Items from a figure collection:
------------------------

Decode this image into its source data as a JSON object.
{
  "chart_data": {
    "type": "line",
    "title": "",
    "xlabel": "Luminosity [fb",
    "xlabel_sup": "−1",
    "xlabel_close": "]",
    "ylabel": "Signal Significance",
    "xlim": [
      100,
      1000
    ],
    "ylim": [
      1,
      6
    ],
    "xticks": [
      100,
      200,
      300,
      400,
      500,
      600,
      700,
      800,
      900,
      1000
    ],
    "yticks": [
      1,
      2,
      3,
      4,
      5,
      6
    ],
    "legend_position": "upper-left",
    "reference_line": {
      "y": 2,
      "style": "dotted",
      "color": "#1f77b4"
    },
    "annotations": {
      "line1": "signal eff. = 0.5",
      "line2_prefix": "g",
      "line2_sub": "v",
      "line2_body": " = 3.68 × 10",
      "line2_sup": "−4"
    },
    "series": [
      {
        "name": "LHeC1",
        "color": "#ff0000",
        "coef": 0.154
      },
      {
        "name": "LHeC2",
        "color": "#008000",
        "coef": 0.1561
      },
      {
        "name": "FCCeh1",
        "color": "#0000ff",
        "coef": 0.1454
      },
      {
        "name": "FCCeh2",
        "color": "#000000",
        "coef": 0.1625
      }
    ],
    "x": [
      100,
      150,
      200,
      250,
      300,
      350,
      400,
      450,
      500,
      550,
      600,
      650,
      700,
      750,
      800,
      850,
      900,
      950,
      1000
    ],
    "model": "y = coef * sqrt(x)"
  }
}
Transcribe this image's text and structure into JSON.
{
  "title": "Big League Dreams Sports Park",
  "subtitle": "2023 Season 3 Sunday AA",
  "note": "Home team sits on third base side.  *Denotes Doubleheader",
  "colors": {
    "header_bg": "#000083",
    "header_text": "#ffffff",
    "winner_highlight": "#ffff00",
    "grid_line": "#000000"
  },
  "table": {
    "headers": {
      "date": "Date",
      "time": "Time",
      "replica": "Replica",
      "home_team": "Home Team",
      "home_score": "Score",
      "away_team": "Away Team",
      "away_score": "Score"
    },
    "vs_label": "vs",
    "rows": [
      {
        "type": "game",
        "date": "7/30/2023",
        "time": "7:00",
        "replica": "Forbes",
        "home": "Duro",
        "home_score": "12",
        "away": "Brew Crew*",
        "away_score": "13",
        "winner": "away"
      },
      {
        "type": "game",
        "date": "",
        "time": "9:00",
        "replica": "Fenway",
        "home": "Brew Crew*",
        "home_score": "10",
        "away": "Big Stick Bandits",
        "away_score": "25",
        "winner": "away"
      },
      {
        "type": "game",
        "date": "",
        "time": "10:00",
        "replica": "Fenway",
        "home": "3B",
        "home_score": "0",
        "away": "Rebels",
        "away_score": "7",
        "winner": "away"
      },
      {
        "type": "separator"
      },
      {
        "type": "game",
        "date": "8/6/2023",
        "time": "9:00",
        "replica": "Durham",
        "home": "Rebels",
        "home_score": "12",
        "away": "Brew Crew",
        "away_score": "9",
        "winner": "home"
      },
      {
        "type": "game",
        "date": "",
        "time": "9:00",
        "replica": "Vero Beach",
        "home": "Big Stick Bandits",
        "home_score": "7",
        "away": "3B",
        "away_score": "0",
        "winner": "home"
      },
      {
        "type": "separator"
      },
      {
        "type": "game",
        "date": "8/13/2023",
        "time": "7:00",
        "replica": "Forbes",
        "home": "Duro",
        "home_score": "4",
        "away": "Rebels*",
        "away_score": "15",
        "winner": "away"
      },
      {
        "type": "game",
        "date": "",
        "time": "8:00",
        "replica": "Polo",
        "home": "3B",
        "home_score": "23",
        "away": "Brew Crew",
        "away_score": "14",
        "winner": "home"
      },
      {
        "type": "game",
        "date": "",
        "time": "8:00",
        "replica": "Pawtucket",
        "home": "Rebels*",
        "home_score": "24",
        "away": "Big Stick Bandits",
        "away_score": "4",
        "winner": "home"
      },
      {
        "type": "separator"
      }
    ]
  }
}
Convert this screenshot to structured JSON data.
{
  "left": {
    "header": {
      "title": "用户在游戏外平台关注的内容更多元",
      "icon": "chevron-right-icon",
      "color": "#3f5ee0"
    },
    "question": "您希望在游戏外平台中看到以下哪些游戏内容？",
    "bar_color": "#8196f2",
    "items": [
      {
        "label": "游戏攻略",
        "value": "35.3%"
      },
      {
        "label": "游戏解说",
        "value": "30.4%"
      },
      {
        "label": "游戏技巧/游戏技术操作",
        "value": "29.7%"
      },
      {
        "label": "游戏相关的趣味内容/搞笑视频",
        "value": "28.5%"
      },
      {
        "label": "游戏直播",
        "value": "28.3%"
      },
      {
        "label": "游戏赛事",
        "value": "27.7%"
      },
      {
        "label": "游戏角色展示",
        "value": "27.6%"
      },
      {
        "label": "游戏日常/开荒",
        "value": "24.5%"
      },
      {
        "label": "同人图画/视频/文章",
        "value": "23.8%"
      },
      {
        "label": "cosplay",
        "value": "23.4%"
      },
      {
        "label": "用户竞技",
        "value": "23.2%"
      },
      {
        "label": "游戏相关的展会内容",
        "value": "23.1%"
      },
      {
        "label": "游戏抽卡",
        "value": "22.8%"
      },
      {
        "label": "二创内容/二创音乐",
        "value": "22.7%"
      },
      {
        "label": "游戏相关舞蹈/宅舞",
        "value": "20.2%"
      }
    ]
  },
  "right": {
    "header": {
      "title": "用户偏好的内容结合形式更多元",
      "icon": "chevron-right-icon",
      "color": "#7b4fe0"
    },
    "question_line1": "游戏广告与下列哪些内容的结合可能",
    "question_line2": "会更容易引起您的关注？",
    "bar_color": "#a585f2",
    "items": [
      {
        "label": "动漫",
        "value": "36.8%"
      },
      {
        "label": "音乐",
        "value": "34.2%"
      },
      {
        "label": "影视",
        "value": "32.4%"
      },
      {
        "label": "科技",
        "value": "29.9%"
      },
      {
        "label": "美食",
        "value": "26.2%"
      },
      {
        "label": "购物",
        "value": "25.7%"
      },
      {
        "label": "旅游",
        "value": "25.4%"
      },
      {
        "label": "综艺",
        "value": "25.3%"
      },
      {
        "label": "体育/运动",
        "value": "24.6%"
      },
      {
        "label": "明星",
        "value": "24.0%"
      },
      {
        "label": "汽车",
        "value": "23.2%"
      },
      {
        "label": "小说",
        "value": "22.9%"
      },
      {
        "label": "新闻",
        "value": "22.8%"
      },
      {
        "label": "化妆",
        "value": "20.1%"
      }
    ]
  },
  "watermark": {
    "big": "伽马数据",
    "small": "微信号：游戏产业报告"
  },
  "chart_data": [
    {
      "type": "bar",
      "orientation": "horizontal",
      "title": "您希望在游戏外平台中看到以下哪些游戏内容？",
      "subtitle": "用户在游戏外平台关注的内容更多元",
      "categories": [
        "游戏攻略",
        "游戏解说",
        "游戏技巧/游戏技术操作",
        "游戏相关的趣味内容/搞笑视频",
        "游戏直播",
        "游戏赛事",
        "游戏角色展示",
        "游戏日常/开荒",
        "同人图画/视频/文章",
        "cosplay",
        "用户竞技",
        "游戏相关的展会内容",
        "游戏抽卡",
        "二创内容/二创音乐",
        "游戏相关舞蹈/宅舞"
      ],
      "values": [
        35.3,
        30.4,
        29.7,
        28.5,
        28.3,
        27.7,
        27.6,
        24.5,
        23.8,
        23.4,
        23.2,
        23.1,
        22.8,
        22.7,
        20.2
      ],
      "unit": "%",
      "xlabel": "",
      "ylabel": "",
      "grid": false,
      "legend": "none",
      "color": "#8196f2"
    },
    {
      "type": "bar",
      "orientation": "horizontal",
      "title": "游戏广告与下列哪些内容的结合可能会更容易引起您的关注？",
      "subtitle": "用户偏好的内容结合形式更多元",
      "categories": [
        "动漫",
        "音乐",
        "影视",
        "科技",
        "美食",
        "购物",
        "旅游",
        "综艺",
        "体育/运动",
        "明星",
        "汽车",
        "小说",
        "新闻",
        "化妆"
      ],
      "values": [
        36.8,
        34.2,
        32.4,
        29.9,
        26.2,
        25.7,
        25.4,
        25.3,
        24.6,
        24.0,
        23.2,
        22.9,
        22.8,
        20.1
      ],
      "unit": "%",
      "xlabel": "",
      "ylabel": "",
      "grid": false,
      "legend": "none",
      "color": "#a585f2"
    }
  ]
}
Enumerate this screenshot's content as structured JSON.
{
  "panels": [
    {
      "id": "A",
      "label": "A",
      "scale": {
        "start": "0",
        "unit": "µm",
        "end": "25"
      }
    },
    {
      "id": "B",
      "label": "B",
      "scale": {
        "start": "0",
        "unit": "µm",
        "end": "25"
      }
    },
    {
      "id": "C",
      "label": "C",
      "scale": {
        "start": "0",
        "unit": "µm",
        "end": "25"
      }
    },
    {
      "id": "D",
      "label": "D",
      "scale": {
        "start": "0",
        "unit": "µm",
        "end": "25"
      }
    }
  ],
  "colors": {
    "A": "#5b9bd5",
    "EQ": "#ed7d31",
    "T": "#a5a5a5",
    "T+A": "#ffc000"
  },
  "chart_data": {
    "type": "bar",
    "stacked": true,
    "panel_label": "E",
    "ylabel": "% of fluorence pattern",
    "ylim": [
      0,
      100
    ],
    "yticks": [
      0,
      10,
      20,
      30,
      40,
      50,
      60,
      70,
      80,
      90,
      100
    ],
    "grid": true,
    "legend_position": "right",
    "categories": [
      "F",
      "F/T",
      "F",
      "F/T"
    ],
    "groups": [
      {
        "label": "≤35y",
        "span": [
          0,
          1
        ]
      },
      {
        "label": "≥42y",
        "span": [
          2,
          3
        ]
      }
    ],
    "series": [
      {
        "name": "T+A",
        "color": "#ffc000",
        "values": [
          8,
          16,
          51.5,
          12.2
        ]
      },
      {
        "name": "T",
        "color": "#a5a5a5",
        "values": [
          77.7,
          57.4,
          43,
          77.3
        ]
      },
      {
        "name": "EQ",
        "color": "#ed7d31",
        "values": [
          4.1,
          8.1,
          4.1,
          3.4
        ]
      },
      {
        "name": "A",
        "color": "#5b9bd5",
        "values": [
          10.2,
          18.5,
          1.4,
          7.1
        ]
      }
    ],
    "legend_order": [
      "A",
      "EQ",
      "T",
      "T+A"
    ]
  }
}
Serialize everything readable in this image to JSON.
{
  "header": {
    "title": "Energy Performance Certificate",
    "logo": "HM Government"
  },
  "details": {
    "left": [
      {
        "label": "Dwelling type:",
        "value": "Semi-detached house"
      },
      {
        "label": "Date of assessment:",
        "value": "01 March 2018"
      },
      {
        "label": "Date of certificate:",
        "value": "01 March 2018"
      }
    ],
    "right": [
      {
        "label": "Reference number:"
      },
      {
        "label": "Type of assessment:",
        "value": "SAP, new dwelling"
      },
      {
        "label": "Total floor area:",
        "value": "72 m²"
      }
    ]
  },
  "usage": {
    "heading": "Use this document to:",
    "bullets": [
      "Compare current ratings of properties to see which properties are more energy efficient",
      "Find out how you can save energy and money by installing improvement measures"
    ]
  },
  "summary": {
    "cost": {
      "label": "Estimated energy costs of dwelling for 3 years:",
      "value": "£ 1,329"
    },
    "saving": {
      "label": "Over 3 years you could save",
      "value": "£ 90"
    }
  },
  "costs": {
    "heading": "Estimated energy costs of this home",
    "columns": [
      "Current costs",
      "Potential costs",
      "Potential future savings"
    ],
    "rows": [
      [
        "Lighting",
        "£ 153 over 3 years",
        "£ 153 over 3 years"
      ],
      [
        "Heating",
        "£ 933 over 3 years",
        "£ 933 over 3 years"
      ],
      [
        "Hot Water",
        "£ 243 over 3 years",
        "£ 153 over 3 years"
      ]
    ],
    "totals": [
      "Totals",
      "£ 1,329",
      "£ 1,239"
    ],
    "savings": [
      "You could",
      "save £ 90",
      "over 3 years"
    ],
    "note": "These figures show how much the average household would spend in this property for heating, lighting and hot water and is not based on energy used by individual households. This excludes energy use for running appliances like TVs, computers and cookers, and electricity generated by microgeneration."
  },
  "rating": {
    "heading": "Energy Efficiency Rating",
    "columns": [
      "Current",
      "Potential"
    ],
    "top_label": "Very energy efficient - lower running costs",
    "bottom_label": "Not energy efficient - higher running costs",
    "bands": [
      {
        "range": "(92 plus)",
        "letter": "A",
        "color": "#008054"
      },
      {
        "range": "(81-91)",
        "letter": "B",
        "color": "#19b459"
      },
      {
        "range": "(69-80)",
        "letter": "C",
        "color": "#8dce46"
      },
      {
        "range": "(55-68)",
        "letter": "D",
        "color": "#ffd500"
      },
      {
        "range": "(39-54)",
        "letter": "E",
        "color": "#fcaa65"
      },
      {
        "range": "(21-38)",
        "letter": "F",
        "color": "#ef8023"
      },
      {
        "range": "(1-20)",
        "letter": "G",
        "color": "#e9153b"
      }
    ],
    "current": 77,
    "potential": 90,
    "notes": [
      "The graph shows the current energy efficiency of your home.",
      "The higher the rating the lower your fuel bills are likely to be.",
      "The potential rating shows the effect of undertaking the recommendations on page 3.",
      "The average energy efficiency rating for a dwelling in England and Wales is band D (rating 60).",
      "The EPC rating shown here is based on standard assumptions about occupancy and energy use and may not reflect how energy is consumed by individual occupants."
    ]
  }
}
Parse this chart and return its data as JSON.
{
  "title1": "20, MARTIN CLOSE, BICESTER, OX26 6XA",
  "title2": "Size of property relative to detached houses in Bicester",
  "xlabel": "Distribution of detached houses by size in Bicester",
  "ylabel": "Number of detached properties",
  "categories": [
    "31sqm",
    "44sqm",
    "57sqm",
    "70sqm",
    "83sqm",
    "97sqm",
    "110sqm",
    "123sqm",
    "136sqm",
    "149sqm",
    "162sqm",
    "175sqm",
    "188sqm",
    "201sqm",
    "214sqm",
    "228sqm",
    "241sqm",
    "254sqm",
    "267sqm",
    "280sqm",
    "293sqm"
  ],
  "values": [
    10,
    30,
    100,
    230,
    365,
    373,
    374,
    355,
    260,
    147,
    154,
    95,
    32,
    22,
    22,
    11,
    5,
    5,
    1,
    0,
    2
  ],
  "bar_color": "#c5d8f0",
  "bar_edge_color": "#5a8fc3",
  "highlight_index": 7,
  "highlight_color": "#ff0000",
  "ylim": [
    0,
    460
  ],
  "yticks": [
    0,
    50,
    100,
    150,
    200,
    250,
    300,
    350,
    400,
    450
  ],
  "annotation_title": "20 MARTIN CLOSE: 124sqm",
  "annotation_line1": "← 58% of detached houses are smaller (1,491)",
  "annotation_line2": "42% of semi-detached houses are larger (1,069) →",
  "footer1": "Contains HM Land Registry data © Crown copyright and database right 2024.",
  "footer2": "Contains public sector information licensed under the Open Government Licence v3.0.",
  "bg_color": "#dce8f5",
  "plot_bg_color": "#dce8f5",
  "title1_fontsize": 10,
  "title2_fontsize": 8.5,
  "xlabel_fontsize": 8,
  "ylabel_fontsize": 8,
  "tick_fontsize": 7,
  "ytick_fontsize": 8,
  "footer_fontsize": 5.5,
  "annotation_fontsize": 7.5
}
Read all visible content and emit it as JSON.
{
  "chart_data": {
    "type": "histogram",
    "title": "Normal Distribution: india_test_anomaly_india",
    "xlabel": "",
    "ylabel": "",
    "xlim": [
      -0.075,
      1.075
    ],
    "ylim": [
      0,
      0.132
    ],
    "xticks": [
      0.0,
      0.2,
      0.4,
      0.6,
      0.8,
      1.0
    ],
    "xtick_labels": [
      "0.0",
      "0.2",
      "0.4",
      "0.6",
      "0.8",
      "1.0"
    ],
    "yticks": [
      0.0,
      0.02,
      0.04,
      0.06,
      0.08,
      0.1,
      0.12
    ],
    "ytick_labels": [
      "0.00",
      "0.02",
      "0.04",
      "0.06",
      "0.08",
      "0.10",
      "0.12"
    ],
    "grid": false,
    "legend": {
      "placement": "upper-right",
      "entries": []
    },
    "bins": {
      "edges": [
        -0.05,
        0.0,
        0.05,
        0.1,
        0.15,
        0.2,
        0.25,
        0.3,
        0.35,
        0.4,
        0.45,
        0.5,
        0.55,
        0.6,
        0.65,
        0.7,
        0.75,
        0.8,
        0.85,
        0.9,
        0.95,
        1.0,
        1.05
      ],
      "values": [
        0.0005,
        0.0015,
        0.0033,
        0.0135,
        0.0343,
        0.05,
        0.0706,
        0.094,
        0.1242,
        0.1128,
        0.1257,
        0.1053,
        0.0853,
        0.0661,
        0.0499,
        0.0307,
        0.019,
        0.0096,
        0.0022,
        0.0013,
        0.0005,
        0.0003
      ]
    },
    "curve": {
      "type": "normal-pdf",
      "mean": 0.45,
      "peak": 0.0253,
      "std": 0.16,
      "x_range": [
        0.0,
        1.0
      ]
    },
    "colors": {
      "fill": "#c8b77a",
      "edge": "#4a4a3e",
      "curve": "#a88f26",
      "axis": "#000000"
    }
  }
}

------------------------

### Short problem
Copy out every line of the data that includes the word "costs".

### Response to this exercise
      "label": "Estimated energy costs of dwelling for 3 years:",
  "costs": {
    "heading": "Estimated energy costs of this home",
      "Current costs",
      "Potential costs",
    "top_label": "Very energy efficient - lower running costs",
    "bottom_label": "Not energy efficient - higher running costs",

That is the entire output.